Records that describe figures
::::::

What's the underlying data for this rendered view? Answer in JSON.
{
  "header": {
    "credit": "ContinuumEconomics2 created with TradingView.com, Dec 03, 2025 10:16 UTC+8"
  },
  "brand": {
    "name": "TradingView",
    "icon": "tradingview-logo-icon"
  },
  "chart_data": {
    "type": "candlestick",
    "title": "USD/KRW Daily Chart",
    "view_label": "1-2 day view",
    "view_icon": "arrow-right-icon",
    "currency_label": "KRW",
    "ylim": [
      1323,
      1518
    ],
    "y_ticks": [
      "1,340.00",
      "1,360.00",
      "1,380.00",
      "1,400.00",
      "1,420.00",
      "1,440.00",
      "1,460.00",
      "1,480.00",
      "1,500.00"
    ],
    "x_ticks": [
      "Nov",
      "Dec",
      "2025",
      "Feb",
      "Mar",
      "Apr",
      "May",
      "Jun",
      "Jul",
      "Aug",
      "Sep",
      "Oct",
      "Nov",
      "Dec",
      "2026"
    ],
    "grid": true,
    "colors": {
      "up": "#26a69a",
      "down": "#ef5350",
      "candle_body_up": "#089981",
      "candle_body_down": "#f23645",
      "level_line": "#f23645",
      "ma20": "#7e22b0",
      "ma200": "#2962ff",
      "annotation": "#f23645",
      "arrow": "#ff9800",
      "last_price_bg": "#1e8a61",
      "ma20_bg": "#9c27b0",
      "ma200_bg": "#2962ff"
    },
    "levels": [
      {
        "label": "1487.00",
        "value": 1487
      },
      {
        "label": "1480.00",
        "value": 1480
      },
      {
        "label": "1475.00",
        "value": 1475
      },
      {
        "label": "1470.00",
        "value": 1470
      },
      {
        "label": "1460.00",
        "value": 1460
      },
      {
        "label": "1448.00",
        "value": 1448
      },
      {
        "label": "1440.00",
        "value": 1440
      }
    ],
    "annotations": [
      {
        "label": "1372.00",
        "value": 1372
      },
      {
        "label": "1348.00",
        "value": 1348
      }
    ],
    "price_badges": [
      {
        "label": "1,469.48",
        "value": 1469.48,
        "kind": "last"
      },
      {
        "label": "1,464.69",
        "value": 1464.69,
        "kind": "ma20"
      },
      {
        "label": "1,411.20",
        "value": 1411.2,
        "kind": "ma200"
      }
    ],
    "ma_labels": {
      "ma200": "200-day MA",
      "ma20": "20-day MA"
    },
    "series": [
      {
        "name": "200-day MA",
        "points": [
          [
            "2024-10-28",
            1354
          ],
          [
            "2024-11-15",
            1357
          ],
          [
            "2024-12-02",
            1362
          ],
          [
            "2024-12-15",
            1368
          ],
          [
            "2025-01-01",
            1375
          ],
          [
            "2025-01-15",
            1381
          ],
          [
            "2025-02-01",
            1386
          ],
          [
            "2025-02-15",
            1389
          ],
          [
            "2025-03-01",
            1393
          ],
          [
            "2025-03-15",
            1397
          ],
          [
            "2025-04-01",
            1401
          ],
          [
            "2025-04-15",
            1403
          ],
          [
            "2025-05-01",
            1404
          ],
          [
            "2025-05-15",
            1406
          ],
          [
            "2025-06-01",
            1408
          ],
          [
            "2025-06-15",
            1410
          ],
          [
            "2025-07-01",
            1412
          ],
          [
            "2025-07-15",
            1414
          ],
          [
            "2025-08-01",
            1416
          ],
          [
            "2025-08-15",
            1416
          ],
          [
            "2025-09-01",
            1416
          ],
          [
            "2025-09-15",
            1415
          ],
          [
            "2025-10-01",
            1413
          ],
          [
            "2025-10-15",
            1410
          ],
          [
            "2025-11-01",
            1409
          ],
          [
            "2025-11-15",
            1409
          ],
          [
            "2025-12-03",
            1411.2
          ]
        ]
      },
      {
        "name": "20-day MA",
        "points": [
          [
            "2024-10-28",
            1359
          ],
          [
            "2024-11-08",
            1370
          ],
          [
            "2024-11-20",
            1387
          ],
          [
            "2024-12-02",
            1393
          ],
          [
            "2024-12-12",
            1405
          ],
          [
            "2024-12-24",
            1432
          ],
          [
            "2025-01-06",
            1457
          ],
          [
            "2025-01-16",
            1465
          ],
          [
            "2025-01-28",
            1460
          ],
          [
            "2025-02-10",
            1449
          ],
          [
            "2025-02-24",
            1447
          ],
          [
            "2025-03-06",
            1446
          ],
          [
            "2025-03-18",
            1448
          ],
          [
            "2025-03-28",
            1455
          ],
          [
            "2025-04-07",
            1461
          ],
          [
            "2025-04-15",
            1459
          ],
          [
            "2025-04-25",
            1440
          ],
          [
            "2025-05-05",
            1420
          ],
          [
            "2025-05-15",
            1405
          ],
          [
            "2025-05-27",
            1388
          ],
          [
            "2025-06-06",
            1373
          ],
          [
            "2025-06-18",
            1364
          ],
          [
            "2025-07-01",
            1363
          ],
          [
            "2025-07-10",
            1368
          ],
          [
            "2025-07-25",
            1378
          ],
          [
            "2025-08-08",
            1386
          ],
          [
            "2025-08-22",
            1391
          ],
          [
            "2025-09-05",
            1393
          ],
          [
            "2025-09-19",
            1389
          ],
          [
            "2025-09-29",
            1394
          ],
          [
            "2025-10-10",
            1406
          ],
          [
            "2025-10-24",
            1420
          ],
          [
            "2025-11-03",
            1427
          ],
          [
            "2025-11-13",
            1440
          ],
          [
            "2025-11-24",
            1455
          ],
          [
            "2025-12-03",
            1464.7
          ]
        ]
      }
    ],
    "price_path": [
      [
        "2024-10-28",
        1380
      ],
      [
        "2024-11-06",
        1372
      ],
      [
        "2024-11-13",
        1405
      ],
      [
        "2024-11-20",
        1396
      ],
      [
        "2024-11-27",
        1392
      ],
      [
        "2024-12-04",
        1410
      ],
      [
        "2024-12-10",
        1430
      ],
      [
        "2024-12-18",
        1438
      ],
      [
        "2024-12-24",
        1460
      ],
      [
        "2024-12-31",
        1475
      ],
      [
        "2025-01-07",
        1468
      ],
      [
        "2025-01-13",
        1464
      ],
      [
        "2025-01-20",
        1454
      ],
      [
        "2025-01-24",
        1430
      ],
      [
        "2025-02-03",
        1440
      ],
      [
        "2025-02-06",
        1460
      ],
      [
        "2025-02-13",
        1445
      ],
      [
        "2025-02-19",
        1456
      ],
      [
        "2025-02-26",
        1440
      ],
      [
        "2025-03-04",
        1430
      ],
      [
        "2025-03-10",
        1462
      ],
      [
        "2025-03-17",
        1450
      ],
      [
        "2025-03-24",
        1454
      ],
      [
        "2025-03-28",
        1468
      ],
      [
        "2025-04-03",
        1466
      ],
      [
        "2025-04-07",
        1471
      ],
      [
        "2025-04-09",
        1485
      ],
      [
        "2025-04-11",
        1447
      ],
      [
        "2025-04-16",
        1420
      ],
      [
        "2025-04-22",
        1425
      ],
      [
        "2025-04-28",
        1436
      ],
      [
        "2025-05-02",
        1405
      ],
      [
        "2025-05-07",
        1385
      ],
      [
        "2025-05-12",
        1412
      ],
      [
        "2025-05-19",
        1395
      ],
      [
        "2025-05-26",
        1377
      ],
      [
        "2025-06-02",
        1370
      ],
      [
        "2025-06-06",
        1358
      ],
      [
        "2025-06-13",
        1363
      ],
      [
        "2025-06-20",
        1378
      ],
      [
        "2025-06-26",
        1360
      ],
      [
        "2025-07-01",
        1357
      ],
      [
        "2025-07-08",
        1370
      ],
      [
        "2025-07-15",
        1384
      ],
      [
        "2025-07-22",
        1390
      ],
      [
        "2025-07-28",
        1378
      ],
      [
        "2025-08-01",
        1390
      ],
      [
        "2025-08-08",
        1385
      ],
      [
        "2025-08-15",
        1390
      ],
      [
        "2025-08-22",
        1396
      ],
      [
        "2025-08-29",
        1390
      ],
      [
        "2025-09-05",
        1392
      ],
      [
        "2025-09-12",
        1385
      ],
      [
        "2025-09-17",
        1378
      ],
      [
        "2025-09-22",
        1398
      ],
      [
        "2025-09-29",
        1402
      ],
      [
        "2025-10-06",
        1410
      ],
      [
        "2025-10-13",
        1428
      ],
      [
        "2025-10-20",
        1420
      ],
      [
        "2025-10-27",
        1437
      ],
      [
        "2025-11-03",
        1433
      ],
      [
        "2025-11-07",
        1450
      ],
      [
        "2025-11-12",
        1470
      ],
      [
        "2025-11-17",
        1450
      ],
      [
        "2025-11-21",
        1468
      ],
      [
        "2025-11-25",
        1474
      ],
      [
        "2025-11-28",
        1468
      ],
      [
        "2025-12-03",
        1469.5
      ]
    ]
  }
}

::::::

WORK TO DO: Identify the lines above with the word "value". Copy them.

FULL OUTPUT:
        "value": 1487
        "value": 1480
        "value": 1475
        "value": 1470
        "value": 1460
        "value": 1448
        "value": 1440
        "value": 1372
        "value": 1348
        "value": 1469.48,
        "value": 1464.69,
        "value": 1411.2,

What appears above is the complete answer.